→ **Description of the task**
Return each line containing the string "image".

→ **Material**
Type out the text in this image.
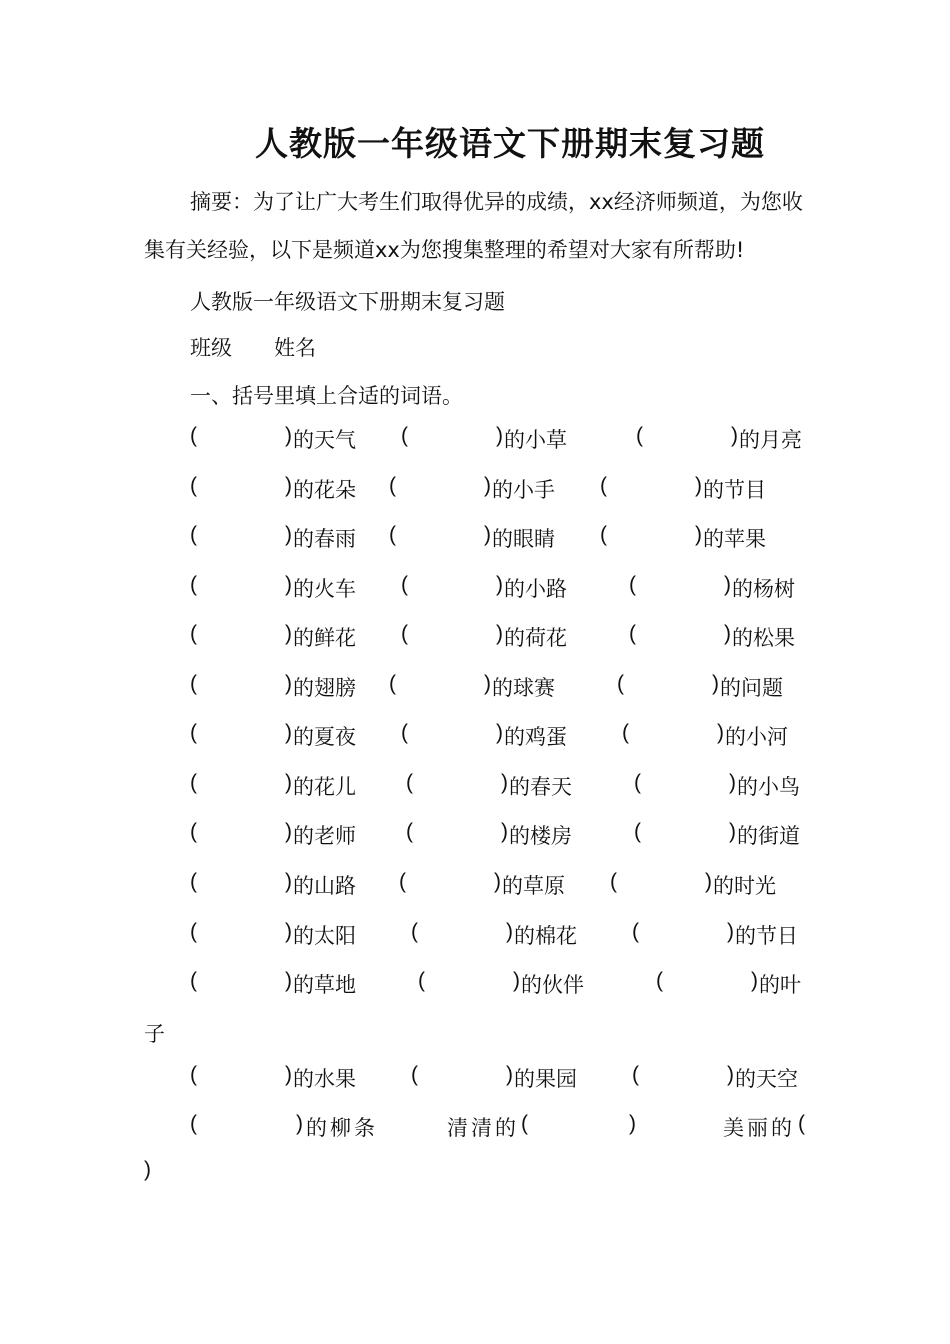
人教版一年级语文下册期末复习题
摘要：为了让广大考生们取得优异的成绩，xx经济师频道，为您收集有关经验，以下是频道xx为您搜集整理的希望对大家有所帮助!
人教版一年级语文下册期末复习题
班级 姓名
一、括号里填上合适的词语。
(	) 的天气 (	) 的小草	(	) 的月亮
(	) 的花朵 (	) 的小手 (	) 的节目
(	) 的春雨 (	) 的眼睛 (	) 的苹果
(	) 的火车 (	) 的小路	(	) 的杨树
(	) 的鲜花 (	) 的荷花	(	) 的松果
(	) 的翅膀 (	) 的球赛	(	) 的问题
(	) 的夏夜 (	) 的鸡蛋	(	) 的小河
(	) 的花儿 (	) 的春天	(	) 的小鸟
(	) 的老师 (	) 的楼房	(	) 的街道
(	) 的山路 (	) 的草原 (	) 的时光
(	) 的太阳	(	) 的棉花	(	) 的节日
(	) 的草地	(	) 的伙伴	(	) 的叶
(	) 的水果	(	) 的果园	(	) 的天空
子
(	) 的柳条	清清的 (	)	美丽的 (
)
---
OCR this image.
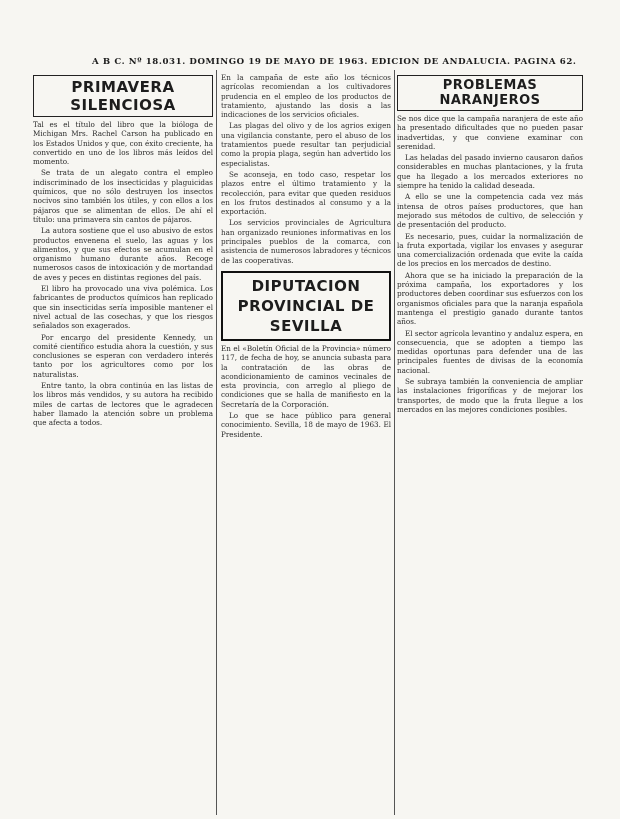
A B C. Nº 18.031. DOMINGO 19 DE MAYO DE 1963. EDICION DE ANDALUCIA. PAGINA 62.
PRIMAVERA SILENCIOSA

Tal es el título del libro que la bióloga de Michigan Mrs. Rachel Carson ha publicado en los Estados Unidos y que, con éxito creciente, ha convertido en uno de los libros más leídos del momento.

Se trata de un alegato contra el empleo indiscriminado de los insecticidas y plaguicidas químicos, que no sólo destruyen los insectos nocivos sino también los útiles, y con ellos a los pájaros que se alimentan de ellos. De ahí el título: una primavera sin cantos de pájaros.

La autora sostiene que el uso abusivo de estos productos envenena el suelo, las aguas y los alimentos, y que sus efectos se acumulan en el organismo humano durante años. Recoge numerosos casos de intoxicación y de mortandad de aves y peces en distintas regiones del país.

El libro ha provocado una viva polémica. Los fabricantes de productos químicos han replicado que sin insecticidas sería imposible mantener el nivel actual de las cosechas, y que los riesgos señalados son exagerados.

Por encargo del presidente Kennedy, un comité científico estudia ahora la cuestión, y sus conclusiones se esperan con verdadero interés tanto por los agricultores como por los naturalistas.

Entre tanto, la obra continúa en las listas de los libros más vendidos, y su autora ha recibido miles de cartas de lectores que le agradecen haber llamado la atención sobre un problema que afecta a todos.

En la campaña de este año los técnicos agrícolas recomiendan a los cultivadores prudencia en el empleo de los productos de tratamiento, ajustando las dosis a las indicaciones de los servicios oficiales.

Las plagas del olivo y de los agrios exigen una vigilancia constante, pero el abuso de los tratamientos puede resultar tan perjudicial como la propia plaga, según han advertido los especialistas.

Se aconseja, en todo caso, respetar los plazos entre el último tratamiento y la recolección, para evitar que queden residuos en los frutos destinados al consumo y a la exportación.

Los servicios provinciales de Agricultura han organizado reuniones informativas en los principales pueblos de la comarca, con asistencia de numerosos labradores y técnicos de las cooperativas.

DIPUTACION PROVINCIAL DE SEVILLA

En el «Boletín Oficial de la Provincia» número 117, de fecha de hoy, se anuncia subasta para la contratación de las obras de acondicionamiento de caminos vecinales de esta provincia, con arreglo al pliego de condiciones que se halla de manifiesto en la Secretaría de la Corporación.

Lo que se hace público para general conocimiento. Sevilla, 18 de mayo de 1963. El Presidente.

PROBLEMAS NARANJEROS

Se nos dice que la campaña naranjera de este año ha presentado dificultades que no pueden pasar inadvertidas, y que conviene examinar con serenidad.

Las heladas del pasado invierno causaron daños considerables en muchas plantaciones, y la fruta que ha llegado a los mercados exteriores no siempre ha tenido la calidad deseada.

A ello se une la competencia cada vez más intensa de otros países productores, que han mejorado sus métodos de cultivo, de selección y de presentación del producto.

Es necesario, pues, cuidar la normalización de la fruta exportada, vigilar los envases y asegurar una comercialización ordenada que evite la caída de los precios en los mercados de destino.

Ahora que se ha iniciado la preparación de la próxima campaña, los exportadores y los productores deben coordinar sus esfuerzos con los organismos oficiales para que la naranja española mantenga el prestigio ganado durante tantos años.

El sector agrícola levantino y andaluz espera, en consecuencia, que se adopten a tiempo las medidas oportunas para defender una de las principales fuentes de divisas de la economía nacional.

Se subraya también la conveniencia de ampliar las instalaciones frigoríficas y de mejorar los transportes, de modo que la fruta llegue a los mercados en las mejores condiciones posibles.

→ **Answer for the task**
Type out the text in this image.
OCR this image.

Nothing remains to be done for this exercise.